Set task: Wherever the string "content" appears in a line, extract that line.

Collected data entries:

━━━━━━━━━━━━━━━━━━━━

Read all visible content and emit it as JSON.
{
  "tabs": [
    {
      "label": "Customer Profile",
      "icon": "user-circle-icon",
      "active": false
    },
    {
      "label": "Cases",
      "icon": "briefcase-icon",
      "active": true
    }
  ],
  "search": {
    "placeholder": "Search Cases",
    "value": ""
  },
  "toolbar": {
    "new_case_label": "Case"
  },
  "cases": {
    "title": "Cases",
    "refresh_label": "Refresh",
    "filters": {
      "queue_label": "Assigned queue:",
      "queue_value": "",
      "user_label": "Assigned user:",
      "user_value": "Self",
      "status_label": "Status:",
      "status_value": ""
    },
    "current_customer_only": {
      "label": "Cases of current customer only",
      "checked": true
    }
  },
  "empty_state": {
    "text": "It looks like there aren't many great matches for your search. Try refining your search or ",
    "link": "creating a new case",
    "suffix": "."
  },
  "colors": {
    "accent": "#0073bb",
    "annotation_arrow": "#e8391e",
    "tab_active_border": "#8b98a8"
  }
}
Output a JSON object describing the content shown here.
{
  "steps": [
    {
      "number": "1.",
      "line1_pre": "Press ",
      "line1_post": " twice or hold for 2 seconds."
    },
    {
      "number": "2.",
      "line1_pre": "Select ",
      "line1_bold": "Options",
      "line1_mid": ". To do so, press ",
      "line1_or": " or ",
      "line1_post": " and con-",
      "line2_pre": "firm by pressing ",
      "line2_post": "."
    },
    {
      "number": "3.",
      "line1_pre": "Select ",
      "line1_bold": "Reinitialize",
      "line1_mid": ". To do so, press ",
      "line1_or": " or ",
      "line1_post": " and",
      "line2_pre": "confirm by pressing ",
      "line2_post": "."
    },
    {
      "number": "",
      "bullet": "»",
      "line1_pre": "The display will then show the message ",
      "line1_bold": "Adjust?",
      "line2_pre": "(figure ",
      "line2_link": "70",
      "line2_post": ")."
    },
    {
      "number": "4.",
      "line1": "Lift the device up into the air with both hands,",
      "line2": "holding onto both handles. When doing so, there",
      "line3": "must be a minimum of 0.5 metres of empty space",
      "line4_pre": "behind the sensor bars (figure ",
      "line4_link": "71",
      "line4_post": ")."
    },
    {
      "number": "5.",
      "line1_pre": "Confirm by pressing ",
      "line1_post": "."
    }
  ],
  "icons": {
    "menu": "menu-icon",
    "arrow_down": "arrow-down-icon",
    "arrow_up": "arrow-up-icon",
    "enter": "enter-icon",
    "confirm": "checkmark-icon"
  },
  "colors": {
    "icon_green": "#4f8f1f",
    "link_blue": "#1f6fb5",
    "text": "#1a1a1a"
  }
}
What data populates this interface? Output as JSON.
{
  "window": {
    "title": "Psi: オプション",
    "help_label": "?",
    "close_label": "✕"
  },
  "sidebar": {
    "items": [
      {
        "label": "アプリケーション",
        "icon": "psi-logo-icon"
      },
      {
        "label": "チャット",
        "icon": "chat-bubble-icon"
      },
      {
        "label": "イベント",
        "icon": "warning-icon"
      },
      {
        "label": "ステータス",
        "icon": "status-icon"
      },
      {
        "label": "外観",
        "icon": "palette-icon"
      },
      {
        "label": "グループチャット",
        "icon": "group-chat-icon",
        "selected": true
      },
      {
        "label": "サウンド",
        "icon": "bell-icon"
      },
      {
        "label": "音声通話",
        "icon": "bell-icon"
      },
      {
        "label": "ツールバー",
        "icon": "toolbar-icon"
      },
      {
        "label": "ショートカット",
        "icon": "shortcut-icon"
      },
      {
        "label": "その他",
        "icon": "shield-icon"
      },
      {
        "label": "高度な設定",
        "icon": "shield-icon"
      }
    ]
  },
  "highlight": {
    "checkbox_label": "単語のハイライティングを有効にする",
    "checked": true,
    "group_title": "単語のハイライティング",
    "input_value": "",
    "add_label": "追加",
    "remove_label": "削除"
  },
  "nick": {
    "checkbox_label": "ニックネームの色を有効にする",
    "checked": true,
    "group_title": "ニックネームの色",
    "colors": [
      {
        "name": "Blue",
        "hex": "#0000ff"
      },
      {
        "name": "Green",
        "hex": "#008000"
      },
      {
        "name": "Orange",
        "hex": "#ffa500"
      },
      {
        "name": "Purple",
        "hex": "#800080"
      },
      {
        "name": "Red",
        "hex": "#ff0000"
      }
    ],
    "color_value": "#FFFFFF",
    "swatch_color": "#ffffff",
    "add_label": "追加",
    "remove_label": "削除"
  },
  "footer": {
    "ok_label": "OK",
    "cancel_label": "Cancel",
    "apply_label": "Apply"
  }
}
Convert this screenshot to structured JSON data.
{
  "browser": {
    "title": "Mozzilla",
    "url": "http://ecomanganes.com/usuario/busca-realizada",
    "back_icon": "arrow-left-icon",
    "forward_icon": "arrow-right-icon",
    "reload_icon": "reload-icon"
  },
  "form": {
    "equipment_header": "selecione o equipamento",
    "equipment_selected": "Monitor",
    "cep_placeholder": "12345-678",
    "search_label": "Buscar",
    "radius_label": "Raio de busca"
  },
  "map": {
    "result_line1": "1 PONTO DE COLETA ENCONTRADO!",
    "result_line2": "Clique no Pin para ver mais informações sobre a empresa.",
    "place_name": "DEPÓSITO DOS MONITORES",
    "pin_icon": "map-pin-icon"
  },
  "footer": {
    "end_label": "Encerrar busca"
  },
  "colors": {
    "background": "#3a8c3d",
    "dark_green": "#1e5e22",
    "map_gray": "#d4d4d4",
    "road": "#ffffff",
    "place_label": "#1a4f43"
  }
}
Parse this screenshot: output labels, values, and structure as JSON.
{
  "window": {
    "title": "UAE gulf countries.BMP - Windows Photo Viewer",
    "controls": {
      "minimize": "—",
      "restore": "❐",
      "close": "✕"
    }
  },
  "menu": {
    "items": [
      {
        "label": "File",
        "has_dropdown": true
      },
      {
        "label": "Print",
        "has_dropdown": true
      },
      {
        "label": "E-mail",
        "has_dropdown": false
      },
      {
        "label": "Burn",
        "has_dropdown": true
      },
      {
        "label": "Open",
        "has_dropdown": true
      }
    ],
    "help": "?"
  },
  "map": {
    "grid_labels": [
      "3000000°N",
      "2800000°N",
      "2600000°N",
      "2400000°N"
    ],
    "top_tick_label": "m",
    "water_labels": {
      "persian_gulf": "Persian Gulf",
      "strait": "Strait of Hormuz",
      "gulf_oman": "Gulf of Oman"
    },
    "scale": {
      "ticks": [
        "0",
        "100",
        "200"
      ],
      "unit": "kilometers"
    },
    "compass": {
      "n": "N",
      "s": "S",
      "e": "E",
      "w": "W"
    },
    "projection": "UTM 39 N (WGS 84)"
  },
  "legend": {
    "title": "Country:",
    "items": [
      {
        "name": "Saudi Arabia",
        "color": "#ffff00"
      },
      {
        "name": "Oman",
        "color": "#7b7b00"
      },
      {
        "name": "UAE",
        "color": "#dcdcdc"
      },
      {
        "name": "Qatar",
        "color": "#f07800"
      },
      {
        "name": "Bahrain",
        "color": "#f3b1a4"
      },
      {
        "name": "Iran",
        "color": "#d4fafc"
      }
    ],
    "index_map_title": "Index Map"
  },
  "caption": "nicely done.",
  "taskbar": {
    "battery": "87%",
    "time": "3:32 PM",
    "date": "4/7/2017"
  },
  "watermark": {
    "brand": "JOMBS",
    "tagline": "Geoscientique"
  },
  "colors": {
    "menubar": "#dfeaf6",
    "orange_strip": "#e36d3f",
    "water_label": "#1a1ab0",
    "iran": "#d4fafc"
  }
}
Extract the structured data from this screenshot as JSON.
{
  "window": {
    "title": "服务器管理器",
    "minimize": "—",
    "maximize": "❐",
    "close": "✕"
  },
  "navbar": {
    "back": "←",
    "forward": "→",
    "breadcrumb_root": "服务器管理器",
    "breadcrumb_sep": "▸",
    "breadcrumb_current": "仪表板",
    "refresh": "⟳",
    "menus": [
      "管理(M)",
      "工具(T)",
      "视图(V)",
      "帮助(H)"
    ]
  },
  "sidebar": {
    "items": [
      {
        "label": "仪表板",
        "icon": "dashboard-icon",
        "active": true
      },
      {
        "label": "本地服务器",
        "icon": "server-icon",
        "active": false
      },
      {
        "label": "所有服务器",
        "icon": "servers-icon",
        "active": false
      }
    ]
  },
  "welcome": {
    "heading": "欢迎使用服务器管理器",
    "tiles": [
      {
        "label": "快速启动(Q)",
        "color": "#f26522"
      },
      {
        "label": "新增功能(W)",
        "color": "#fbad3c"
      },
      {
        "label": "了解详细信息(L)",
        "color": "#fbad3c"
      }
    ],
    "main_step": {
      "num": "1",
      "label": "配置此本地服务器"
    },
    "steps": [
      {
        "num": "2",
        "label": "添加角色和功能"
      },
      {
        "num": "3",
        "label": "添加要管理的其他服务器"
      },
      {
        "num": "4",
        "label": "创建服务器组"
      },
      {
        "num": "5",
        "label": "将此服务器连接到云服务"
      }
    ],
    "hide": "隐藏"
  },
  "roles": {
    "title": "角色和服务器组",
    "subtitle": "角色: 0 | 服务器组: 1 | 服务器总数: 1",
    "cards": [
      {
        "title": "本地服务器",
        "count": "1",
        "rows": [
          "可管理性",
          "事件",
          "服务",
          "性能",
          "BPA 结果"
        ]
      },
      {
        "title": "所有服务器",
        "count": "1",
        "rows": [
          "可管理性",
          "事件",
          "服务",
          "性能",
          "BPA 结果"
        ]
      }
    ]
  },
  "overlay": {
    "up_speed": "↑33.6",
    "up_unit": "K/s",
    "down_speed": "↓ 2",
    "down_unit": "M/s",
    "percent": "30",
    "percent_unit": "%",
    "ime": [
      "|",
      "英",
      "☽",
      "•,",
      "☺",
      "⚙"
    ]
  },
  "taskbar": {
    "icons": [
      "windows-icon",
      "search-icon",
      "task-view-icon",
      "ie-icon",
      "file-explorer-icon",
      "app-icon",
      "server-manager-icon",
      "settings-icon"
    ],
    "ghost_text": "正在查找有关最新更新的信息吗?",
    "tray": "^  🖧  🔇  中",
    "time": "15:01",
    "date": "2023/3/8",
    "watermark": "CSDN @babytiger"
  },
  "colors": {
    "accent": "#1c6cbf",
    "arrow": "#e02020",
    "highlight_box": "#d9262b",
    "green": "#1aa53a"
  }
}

━━━━━━━━━━━━━━━━━━━━

Answer for this exercise:
Read all visible content and emit it as JSON.
Output a JSON object describing the content shown here.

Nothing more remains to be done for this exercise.